## Problem to work on
Copy out, word for word, the lines of the listing from its first line up to and including the line with "calendar-view-icon[interactable]: ▦ —".

## Input
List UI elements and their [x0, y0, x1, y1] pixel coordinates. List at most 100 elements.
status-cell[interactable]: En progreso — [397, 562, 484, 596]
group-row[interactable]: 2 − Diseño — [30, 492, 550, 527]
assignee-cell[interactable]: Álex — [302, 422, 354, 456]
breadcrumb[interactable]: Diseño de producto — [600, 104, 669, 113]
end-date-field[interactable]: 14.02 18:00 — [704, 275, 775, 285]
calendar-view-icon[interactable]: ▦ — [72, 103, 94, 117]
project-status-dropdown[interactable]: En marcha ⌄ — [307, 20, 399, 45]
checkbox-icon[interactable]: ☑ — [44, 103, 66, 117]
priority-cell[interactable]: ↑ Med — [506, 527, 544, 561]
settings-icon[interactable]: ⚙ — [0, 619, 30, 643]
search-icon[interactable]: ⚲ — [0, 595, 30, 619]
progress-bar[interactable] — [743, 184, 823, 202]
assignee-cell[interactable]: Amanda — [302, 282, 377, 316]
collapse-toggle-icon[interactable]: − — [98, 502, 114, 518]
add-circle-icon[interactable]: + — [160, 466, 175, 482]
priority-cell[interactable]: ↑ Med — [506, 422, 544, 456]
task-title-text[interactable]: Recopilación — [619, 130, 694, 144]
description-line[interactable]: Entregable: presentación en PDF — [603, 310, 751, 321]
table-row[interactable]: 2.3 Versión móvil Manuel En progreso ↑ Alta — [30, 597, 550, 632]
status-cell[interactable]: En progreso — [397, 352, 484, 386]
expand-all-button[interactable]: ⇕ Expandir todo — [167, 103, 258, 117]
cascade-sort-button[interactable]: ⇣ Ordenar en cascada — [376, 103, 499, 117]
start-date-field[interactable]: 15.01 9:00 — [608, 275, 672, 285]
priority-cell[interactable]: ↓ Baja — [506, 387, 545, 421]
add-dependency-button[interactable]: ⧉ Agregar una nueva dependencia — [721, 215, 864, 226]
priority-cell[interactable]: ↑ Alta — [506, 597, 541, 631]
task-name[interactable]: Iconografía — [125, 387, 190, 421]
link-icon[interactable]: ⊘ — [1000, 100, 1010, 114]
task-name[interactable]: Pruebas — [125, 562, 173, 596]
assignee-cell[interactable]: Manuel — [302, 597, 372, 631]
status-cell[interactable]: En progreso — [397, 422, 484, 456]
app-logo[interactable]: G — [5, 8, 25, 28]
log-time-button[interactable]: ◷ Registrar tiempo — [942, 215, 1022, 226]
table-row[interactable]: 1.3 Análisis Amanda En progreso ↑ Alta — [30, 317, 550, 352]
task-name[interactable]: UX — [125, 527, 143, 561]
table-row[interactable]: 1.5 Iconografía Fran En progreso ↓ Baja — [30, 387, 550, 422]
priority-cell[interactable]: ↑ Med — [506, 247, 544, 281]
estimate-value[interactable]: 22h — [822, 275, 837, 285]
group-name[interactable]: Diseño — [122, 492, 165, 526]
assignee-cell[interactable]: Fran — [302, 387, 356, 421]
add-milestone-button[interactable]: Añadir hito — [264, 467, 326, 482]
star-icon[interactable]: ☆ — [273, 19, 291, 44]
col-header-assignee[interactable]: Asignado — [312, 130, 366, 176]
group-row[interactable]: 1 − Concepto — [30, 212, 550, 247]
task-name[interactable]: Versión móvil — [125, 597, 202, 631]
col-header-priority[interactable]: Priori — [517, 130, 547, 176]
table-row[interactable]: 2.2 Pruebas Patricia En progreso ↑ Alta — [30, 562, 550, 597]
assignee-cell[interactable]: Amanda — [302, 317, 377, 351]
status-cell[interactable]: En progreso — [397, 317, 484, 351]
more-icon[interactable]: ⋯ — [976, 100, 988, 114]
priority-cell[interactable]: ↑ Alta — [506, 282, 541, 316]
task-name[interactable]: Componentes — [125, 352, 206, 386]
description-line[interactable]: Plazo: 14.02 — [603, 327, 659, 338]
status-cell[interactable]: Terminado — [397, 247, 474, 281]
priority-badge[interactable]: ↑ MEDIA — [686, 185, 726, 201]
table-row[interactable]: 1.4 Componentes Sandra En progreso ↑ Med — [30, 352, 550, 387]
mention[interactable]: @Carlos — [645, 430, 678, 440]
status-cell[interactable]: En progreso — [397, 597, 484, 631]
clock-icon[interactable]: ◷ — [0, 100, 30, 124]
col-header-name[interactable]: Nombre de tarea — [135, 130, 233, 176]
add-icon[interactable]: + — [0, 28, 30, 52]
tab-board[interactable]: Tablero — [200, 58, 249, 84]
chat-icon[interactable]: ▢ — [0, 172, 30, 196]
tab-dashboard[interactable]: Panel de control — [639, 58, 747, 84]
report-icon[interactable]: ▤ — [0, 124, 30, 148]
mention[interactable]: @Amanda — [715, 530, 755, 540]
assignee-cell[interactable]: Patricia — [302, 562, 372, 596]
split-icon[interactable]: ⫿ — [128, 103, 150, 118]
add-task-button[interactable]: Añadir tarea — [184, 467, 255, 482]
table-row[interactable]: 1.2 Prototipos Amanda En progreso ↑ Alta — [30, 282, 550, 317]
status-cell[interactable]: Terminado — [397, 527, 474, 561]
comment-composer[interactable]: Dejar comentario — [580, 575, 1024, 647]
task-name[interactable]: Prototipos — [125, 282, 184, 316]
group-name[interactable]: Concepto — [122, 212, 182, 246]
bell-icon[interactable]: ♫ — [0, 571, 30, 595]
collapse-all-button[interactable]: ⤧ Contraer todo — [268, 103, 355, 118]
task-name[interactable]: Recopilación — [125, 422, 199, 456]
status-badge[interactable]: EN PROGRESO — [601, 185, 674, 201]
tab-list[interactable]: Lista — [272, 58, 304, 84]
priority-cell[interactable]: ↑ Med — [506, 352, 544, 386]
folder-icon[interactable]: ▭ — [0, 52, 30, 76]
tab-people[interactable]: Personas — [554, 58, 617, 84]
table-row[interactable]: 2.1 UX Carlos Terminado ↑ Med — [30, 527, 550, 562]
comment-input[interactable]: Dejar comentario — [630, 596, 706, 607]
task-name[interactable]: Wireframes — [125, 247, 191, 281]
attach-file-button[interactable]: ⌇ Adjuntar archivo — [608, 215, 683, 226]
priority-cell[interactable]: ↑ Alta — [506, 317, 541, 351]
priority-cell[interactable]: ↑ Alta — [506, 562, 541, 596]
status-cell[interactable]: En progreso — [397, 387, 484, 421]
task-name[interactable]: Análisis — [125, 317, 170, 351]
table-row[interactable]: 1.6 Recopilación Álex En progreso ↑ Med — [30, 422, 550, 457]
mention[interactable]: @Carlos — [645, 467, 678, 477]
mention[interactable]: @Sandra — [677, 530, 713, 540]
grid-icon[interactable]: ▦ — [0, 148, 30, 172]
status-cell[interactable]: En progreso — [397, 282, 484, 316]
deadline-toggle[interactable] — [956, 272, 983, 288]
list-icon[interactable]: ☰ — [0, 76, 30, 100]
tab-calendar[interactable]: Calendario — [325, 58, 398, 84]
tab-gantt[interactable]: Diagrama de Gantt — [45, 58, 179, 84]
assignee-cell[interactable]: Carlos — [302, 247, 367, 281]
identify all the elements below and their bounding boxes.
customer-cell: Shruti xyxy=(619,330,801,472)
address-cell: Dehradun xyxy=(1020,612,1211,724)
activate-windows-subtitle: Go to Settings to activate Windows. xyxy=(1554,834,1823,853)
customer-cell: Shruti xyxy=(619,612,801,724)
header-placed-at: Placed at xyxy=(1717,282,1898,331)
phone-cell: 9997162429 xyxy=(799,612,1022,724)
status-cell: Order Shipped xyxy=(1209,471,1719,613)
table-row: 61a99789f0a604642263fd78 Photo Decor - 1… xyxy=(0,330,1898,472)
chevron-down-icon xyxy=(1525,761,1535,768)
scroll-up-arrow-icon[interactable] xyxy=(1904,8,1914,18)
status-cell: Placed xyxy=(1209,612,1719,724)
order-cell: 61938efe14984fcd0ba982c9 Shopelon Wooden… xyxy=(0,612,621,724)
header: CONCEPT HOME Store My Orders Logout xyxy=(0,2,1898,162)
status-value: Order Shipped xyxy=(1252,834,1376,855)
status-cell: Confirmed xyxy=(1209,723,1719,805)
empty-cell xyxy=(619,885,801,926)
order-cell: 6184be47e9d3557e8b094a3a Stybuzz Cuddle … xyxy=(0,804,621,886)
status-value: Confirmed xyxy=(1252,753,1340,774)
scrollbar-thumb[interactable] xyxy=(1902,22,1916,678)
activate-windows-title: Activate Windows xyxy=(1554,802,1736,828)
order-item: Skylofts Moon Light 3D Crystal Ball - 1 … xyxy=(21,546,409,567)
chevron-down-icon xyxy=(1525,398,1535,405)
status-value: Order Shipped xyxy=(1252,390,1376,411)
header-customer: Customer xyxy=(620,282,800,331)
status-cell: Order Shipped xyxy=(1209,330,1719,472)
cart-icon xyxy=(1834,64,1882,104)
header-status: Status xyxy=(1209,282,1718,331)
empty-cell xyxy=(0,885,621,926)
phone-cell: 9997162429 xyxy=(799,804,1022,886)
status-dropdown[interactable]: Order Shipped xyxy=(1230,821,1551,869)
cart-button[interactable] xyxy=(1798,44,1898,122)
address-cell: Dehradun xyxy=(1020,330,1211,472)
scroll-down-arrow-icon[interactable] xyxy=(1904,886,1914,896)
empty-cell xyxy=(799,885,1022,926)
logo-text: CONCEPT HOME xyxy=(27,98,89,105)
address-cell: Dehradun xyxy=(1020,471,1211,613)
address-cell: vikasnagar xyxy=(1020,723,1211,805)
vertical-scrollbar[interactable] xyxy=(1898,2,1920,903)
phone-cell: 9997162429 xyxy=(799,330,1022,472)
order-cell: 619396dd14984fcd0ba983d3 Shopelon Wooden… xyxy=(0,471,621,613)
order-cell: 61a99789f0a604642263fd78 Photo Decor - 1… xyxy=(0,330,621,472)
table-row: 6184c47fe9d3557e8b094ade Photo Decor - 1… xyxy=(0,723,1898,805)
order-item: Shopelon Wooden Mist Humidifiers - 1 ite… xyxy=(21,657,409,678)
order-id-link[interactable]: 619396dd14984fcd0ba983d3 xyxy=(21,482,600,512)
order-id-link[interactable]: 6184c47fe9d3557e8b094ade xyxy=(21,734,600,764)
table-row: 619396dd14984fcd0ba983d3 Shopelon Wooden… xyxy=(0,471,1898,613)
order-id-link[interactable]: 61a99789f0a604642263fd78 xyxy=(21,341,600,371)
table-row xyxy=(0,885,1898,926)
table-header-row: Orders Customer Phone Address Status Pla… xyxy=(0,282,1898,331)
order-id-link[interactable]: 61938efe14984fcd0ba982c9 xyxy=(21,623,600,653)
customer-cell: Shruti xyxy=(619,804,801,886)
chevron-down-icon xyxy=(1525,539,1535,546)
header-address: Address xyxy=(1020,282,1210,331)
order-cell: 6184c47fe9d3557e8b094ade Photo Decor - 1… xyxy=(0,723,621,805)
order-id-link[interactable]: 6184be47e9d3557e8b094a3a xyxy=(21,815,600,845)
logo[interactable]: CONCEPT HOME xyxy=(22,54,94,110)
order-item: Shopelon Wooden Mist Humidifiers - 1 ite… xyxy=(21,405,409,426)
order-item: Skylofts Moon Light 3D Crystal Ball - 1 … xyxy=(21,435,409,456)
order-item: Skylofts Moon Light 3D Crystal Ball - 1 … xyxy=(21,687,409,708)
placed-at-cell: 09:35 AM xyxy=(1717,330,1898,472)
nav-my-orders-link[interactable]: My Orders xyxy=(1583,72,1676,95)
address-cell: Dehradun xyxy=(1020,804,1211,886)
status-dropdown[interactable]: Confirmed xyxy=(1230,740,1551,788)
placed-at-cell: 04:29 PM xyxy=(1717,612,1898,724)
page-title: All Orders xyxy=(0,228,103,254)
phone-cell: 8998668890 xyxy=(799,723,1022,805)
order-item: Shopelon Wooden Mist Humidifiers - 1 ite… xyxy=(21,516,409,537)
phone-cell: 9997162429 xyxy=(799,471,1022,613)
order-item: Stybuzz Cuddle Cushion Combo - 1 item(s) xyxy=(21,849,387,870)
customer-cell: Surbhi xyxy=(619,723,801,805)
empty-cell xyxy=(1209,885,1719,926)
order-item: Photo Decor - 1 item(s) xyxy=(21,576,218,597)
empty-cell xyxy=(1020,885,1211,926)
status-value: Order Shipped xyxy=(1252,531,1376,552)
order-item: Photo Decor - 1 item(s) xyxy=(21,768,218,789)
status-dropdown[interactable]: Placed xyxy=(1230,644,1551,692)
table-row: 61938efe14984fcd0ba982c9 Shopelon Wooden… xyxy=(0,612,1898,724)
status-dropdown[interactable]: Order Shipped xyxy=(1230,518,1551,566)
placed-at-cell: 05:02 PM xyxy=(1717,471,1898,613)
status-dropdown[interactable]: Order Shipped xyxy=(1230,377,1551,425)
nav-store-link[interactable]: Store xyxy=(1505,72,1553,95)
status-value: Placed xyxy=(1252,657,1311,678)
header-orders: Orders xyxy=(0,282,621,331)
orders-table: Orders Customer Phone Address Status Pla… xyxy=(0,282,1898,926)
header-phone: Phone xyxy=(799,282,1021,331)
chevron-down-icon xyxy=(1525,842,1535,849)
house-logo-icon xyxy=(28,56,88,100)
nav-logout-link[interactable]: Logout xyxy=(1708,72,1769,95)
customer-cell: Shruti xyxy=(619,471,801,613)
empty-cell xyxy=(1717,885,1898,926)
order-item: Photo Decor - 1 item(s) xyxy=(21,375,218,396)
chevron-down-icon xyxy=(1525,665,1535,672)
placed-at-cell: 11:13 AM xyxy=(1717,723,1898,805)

## Task response
List UI elements and their [x0, y0, x1, y1] pixel coordinates. List at most 100 elements.
status-cell[interactable]: En progreso — [397, 562, 484, 596]
group-row[interactable]: 2 − Diseño — [30, 492, 550, 527]
assignee-cell[interactable]: Álex — [302, 422, 354, 456]
breadcrumb[interactable]: Diseño de producto — [600, 104, 669, 113]
end-date-field[interactable]: 14.02 18:00 — [704, 275, 775, 285]
calendar-view-icon[interactable]: ▦ — [72, 103, 94, 117]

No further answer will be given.